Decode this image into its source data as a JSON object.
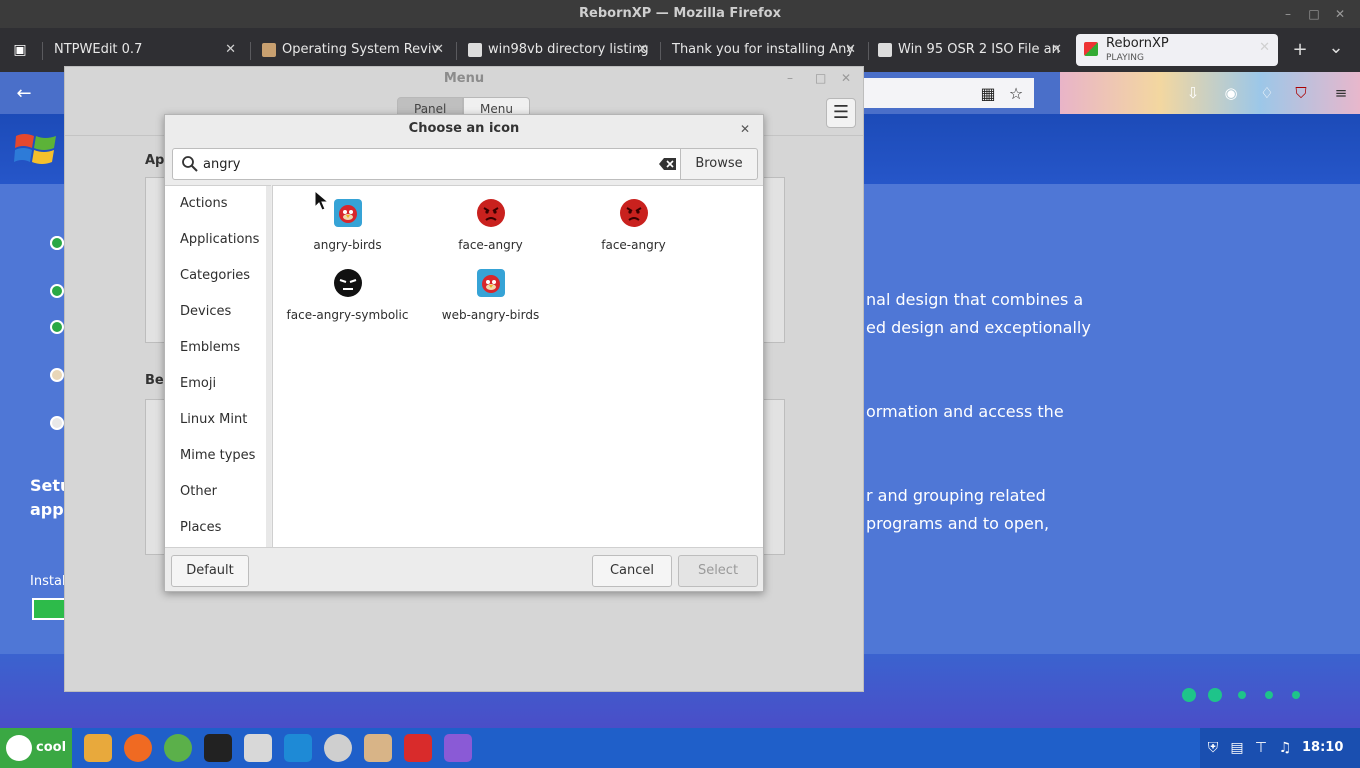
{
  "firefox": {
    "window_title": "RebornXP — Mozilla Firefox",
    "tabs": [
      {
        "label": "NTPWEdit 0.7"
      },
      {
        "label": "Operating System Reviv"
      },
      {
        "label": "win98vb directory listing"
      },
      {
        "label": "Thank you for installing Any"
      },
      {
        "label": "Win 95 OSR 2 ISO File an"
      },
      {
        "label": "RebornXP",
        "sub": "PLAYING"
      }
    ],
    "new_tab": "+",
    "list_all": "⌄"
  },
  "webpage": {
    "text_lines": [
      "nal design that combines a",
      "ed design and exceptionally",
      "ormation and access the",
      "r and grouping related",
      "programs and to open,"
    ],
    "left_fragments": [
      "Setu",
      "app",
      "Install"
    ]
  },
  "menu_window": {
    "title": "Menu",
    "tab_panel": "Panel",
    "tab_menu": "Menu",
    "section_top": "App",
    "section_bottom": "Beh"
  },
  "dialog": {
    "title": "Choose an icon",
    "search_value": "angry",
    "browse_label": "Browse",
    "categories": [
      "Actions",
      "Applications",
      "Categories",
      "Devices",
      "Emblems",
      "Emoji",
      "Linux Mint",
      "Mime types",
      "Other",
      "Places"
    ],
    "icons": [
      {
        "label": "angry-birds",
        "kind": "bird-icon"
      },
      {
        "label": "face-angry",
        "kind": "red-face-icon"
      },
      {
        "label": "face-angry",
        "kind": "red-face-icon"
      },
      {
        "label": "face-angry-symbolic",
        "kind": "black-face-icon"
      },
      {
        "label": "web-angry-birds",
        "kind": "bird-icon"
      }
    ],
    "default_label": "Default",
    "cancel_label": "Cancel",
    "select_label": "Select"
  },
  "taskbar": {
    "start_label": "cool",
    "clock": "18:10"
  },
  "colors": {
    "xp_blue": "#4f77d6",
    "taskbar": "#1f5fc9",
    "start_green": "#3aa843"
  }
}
--------------------------------------------------
▶ _Set exercise_
Pick out all the lines with the word "angry" in them and copy them.

▶ _Response to this task_
    "search_value": "angry",
        "label": "angry-birds",
        "label": "face-angry",
        "label": "face-angry",
        "label": "face-angry-symbolic",
        "label": "web-angry-birds",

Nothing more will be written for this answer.